> _Records to use_
##############################

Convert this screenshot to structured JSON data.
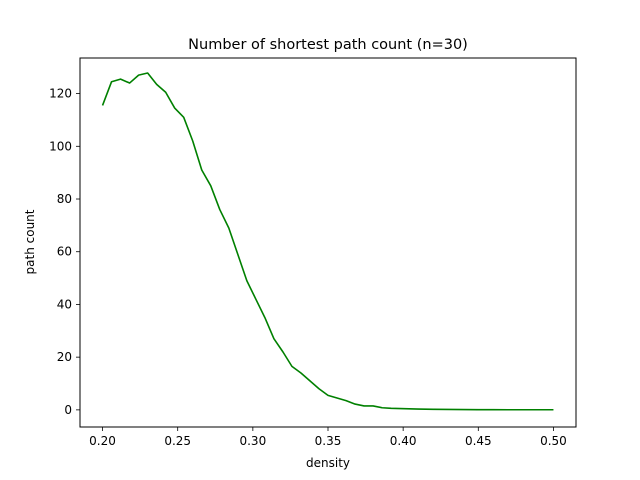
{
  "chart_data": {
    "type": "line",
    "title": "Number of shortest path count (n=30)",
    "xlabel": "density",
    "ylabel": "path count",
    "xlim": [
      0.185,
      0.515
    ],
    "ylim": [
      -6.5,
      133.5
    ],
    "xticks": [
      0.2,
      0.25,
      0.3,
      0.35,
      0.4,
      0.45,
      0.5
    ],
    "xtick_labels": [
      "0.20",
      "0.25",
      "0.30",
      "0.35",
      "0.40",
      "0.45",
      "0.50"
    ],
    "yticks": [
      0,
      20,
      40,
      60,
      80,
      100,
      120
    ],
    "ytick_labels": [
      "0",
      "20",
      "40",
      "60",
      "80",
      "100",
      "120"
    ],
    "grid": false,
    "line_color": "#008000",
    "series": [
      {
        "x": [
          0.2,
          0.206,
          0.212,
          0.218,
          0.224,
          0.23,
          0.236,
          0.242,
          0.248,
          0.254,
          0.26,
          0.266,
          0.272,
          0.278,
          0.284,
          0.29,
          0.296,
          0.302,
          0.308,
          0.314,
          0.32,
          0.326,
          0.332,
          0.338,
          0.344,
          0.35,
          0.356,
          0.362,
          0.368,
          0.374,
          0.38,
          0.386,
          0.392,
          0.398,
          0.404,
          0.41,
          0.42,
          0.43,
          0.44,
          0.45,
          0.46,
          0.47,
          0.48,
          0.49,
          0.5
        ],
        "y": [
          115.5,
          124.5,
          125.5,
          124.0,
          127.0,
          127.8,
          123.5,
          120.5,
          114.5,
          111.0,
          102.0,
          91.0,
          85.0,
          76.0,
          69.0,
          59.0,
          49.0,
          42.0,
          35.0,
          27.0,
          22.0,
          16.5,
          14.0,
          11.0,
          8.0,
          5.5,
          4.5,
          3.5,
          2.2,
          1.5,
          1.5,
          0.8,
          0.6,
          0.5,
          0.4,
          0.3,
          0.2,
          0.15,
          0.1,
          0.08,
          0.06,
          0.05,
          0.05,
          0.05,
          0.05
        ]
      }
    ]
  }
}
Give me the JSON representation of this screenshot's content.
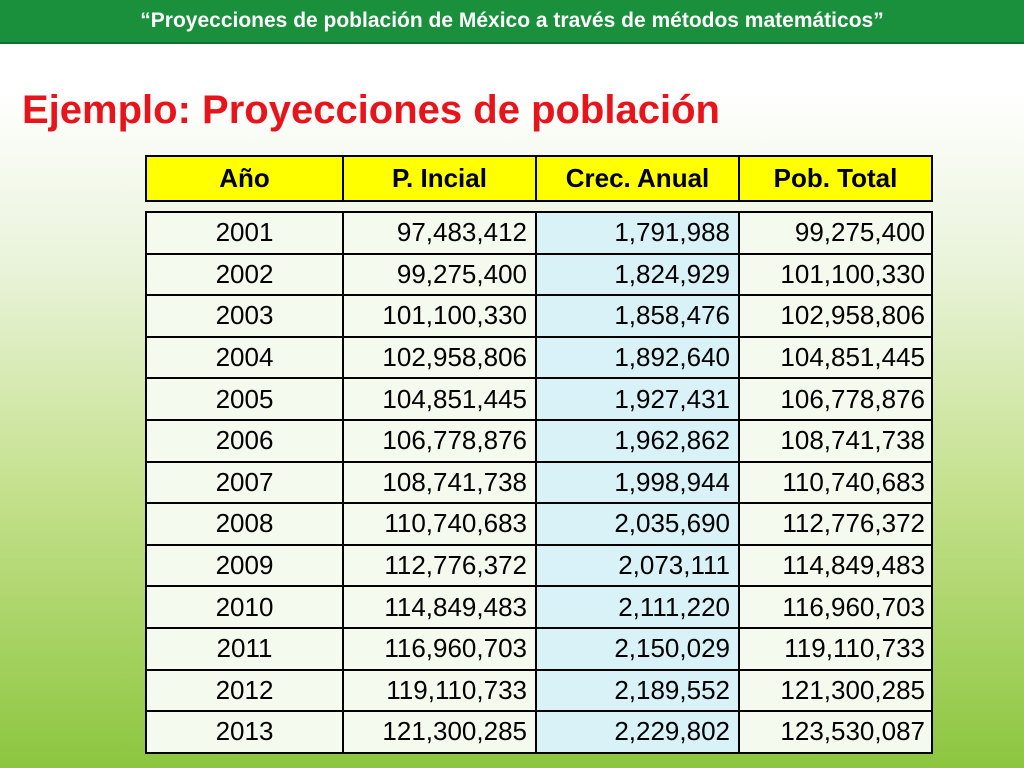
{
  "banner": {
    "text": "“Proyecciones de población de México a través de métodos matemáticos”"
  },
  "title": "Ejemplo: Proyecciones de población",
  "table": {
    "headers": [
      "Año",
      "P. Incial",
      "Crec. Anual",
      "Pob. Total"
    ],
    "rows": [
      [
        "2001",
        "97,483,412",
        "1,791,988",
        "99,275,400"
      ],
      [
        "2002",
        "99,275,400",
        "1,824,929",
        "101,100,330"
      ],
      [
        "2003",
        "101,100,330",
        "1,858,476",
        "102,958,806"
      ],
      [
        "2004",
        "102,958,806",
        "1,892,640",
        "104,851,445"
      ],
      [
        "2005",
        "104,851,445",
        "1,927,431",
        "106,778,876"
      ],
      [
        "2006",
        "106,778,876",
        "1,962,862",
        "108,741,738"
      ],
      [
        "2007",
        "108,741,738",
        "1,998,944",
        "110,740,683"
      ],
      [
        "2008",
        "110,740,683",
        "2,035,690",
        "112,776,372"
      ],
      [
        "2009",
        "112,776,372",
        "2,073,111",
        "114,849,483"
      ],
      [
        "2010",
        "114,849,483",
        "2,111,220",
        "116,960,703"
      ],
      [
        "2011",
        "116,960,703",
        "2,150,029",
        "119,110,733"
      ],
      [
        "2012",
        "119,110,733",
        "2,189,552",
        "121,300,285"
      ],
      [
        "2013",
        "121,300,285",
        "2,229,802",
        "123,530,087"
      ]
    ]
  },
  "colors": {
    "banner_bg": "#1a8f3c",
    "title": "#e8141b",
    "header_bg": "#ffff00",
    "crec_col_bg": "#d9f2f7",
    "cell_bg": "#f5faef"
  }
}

##############################

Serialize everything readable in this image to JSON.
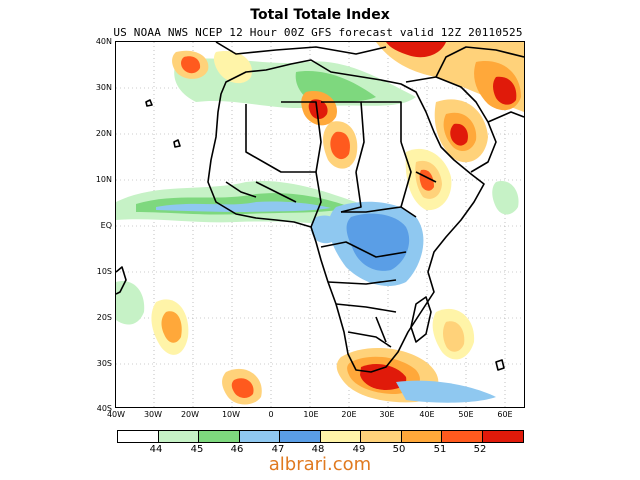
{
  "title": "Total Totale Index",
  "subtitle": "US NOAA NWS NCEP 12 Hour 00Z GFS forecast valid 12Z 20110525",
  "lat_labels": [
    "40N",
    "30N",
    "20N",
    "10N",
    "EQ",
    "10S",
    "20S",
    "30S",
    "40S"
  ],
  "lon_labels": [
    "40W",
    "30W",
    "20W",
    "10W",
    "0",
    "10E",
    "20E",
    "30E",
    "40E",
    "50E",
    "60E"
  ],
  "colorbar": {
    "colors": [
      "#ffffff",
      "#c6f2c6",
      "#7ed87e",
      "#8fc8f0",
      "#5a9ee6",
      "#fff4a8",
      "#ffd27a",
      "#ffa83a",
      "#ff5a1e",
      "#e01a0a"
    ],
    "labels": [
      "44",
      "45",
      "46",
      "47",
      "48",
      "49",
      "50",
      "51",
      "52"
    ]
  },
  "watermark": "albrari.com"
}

##############################

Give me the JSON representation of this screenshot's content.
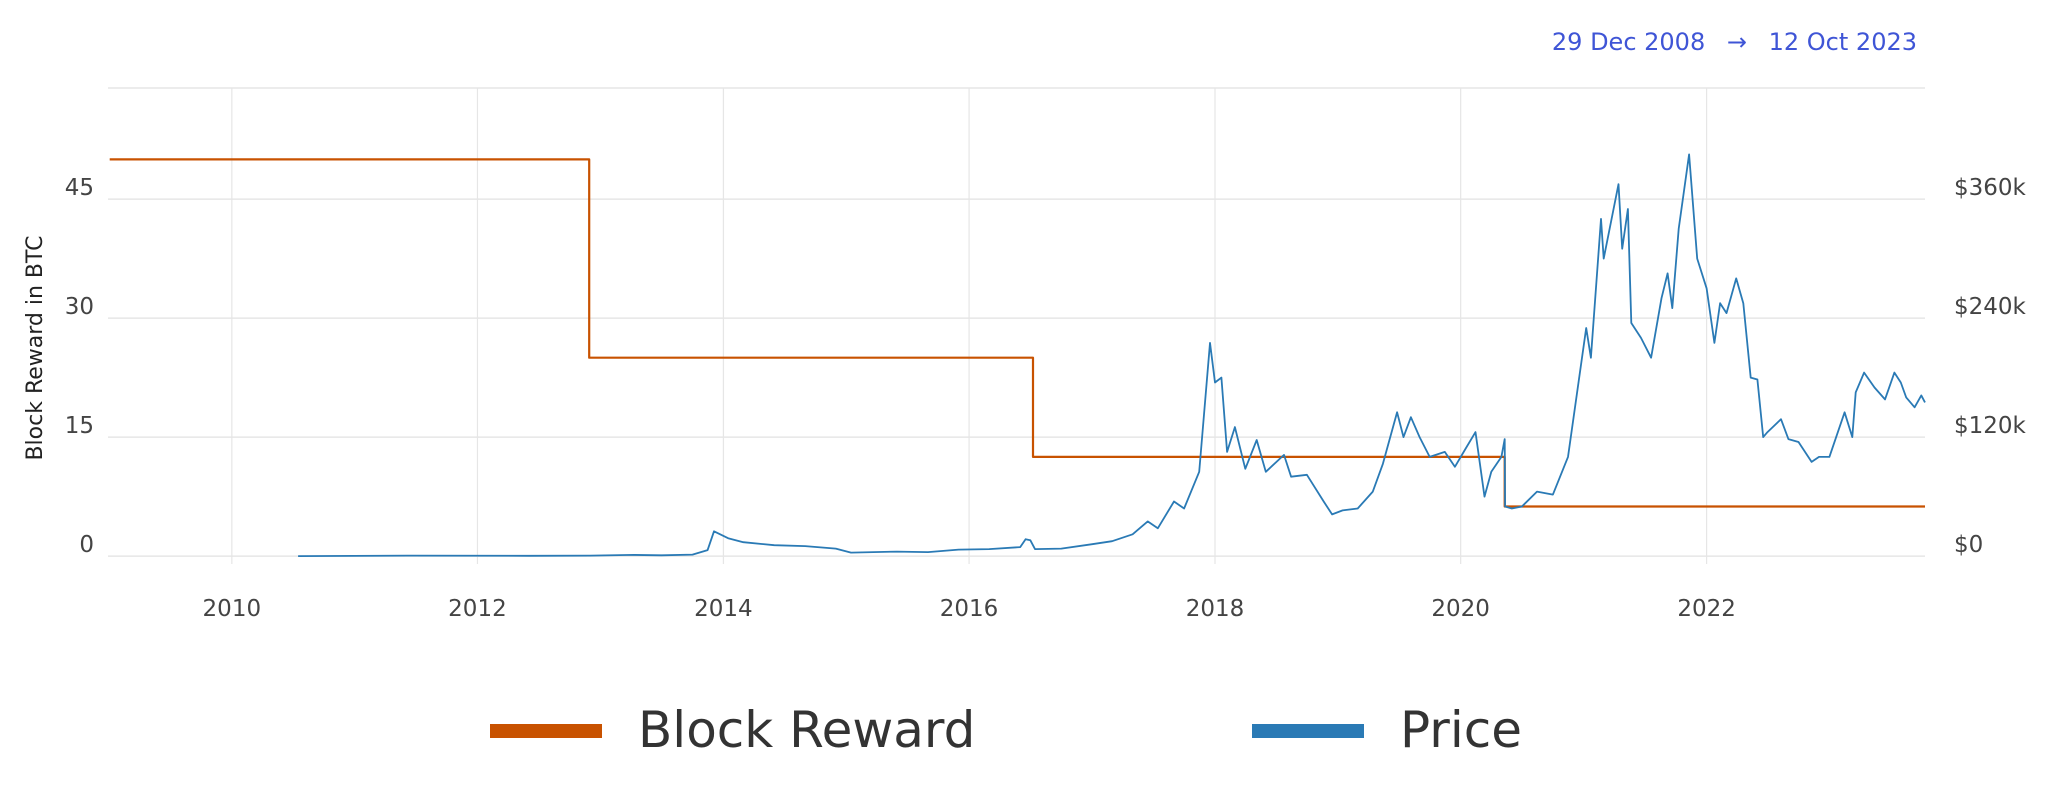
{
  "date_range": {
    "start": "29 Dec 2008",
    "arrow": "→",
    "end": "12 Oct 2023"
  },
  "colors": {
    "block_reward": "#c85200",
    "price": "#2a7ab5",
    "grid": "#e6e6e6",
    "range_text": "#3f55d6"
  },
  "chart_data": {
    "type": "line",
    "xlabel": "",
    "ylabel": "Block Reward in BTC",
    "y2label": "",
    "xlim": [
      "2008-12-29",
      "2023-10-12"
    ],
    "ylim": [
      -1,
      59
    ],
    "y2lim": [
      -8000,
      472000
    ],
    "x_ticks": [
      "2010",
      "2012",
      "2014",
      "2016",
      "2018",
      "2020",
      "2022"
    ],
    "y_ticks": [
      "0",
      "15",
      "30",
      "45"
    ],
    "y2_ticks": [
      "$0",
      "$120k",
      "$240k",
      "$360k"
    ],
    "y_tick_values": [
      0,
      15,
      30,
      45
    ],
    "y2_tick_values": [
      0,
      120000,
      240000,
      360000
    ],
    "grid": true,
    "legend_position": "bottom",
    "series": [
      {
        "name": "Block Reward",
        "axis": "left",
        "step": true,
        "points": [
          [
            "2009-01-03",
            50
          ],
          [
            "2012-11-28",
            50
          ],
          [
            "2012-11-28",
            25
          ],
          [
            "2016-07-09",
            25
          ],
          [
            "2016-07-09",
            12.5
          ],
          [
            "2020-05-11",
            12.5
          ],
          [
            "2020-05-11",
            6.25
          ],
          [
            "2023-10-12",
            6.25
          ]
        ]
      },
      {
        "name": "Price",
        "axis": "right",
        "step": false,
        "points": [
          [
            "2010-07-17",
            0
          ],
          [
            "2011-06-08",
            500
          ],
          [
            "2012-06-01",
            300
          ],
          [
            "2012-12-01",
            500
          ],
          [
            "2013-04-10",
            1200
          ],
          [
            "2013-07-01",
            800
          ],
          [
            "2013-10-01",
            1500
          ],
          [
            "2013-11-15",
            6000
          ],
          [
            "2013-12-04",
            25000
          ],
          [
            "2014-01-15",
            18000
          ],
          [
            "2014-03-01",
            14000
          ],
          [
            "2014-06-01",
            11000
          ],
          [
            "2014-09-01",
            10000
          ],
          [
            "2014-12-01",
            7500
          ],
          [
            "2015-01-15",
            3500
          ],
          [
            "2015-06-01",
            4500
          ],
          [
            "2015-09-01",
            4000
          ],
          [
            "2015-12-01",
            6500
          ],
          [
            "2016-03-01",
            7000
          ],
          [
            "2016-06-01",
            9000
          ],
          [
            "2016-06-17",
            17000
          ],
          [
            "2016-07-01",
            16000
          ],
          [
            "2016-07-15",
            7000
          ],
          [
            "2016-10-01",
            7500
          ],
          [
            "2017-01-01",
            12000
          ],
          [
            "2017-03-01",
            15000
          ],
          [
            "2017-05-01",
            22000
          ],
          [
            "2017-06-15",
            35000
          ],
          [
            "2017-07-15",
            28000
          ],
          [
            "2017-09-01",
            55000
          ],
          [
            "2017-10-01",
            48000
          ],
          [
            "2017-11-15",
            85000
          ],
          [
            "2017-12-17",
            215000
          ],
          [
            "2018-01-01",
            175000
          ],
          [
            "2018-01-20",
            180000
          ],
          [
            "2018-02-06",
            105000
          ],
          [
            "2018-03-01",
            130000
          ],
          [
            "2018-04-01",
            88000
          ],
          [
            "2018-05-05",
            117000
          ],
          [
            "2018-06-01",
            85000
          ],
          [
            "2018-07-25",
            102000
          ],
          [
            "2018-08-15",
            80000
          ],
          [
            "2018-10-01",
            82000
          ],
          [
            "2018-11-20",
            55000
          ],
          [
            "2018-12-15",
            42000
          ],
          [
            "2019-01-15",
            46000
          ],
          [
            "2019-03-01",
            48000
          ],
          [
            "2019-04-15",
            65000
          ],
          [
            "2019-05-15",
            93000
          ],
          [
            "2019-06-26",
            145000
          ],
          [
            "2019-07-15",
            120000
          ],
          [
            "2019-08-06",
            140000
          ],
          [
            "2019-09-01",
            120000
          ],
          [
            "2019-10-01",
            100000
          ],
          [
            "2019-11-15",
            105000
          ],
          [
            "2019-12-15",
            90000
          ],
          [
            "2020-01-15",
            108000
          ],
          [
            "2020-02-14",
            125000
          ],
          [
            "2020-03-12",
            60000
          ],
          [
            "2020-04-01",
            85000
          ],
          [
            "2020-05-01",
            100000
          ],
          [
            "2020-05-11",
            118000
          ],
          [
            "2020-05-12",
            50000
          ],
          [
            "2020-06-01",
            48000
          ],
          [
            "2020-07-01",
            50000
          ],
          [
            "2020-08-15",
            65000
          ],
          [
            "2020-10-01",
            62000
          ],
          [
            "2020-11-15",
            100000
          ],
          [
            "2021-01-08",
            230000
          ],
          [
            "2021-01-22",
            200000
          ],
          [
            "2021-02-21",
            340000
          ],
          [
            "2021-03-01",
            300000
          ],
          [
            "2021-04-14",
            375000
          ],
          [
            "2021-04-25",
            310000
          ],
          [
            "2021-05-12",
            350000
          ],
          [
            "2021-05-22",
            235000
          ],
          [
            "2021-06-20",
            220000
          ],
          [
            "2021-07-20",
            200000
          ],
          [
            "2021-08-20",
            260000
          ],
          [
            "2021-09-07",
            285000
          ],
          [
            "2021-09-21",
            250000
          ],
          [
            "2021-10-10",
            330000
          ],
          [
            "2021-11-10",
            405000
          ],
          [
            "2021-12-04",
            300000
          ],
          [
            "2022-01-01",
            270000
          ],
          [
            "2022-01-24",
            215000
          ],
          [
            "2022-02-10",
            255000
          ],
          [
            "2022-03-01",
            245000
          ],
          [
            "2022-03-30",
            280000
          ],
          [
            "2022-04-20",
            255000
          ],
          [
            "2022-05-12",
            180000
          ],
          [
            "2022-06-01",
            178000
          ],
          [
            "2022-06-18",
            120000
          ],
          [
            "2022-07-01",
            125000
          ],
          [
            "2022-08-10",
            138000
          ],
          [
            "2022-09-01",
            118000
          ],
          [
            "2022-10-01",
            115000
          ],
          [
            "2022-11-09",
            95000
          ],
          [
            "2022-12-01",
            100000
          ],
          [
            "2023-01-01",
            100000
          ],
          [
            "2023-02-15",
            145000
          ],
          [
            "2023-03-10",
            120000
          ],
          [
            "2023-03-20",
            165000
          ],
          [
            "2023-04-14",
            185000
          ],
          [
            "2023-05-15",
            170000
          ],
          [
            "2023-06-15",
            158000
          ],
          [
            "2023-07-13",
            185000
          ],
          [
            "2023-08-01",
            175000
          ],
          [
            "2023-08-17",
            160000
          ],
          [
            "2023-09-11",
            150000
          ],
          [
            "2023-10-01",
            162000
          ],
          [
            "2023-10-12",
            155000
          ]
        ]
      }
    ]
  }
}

##############################

Check each line of the records for "Proyecciones" and copy the ones that contain it.

    "text": "“Proyecciones de población de México a través de métodos matemáticos”"
  "title": "Ejemplo: Proyecciones de población",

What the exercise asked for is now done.